Items from a dataset
------------------------------------------------------------------------

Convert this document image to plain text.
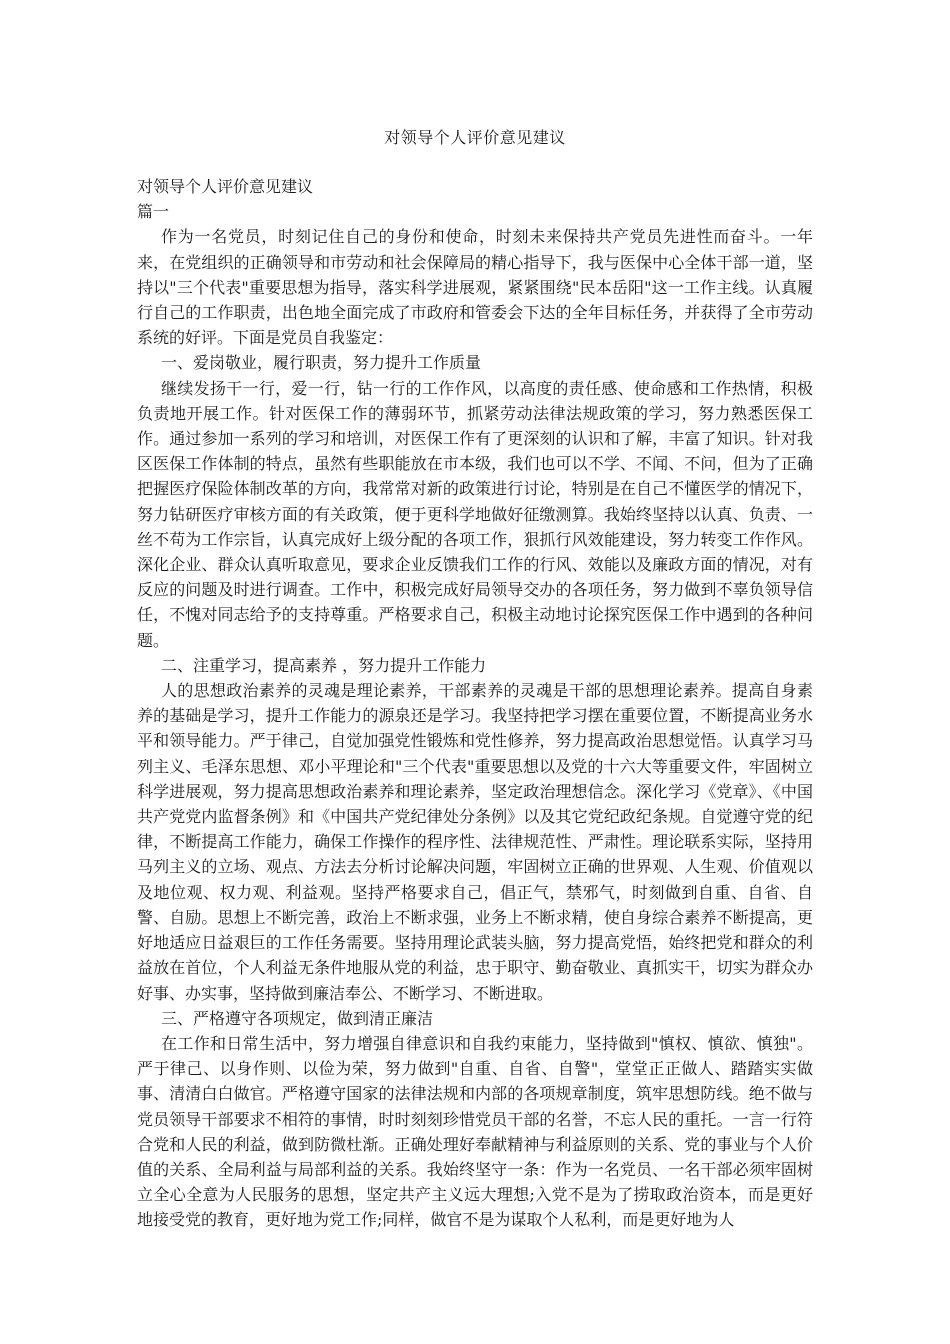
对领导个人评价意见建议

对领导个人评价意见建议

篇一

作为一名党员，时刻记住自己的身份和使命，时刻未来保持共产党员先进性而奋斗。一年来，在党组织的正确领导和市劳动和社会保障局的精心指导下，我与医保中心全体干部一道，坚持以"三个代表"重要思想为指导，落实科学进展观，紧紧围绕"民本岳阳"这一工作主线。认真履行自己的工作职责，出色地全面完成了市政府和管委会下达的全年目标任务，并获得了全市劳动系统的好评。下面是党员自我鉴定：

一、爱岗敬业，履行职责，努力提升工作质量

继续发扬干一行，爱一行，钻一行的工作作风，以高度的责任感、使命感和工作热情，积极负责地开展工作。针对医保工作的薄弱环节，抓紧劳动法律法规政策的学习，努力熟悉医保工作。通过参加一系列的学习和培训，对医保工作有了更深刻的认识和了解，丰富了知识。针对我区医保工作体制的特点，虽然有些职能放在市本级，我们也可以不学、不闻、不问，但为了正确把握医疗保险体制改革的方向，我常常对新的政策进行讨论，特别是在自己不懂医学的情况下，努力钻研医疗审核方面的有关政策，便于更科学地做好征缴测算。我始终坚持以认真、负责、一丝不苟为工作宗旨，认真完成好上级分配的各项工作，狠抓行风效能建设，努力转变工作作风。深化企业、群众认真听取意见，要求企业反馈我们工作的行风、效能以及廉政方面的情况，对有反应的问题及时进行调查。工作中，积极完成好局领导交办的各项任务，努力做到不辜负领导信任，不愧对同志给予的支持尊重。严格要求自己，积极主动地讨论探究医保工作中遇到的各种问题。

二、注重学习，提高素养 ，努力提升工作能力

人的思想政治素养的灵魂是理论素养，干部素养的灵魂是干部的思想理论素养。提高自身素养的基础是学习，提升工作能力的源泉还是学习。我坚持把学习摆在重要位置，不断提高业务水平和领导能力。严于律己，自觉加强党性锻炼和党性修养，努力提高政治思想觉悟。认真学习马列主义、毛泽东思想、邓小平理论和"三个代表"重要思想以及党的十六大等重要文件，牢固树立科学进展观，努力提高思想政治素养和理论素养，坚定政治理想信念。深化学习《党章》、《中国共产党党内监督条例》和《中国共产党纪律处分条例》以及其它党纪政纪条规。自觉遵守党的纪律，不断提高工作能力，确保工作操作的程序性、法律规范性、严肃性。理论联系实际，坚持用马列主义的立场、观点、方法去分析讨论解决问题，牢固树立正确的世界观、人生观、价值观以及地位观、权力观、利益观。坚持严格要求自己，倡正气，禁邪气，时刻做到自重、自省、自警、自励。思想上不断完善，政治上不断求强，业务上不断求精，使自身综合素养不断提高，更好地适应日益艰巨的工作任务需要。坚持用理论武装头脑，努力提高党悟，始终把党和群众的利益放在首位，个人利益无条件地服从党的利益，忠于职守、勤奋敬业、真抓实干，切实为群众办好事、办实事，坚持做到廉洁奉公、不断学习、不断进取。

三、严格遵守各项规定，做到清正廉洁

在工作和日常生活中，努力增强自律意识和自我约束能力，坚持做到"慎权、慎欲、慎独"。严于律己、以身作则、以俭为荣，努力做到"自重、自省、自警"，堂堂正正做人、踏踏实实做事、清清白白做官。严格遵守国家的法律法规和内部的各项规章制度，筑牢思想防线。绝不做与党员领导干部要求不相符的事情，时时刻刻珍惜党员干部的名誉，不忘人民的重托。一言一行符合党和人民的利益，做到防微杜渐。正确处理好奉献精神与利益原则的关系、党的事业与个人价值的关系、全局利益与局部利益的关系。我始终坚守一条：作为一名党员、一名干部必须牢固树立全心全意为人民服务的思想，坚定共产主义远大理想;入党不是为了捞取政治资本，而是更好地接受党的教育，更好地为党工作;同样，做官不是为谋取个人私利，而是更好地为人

------------------------------------------------------------------------

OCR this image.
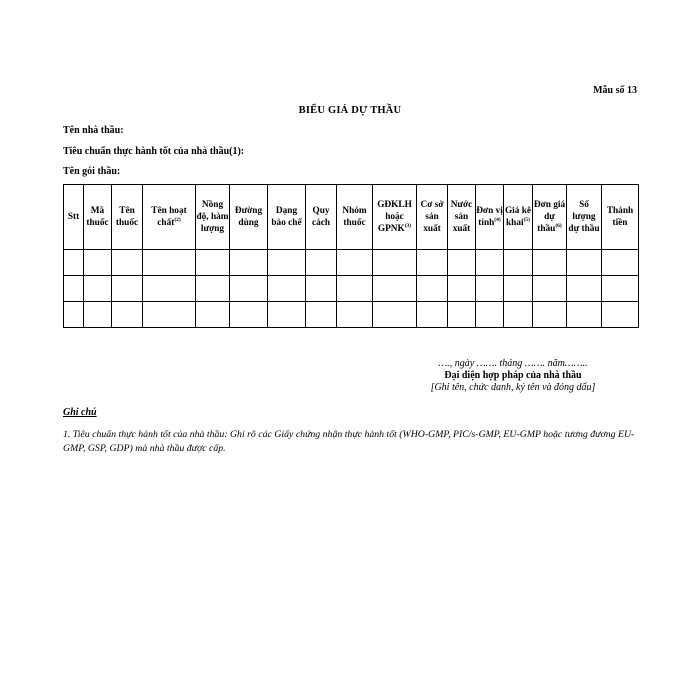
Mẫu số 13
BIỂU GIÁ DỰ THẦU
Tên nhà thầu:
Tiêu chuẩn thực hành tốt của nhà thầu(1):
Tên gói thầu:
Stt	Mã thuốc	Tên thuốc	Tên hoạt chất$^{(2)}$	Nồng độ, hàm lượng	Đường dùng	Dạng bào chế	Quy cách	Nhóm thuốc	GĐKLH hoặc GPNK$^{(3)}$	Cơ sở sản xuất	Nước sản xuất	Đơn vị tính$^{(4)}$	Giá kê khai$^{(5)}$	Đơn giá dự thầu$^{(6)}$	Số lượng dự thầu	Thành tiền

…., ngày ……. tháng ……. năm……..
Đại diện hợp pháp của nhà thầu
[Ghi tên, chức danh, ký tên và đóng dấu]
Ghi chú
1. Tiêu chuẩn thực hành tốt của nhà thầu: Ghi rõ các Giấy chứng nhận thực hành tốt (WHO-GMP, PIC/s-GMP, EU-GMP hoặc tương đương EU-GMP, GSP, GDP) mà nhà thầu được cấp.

------------------------------------------------------------------------

What you have to do: Pick each line holding the word "作为一名党员" out of the listing.

The response:
作为一名党员，时刻记住自己的身份和使命，时刻未来保持共产党员先进性而奋斗。一年来，在党组织的正确领导和市劳动和社会保障局的精心指导下，我与医保中心全体干部一道，坚持以"三个代表"重要思想为指导，落实科学进展观，紧紧围绕"民本岳阳"这一工作主线。认真履行自己的工作职责，出色地全面完成了市政府和管委会下达的全年目标任务，并获得了全市劳动系统的好评。下面是党员自我鉴定：
在工作和日常生活中，努力增强自律意识和自我约束能力，坚持做到"慎权、慎欲、慎独"。严于律己、以身作则、以俭为荣，努力做到"自重、自省、自警"，堂堂正正做人、踏踏实实做事、清清白白做官。严格遵守国家的法律法规和内部的各项规章制度，筑牢思想防线。绝不做与党员领导干部要求不相符的事情，时时刻刻珍惜党员干部的名誉，不忘人民的重托。一言一行符合党和人民的利益，做到防微杜渐。正确处理好奉献精神与利益原则的关系、党的事业与个人价值的关系、全局利益与局部利益的关系。我始终坚守一条：作为一名党员、一名干部必须牢固树立全心全意为人民服务的思想，坚定共产主义远大理想;入党不是为了捞取政治资本，而是更好地接受党的教育，更好地为党工作;同样，做官不是为谋取个人私利，而是更好地为人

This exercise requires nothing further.